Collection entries
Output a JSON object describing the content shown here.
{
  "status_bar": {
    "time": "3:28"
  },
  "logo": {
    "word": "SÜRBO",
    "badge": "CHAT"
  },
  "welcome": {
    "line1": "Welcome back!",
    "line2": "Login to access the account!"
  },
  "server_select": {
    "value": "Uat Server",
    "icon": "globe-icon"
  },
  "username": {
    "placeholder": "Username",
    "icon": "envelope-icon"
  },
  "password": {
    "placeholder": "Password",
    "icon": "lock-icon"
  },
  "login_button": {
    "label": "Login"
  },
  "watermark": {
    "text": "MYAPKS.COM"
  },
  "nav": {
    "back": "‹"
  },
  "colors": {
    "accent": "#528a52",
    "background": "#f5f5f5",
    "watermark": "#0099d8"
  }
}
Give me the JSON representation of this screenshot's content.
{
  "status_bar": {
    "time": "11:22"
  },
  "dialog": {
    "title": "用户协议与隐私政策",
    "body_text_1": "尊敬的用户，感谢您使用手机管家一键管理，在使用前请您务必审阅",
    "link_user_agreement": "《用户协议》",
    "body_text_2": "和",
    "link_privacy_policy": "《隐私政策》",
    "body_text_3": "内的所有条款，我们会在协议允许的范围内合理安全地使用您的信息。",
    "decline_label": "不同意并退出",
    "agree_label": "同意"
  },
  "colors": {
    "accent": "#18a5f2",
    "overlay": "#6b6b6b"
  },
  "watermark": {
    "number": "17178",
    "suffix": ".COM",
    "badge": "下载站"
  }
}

_THE REQUEST_. In the records above, return only the line that contains "Give me the" and every line after it through the last, exactly as they appear.

_EXERCISE RESPONSE_.
Give me the JSON representation of this screenshot's content.
{
  "status_bar": {
    "time": "11:22"
  },
  "dialog": {
    "title": "用户协议与隐私政策",
    "body_text_1": "尊敬的用户，感谢您使用手机管家一键管理，在使用前请您务必审阅",
    "link_user_agreement": "《用户协议》",
    "body_text_2": "和",
    "link_privacy_policy": "《隐私政策》",
    "body_text_3": "内的所有条款，我们会在协议允许的范围内合理安全地使用您的信息。",
    "decline_label": "不同意并退出",
    "agree_label": "同意"
  },
  "colors": {
    "accent": "#18a5f2",
    "overlay": "#6b6b6b"
  },
  "watermark": {
    "number": "17178",
    "suffix": ".COM",
    "badge": "下载站"
  }
}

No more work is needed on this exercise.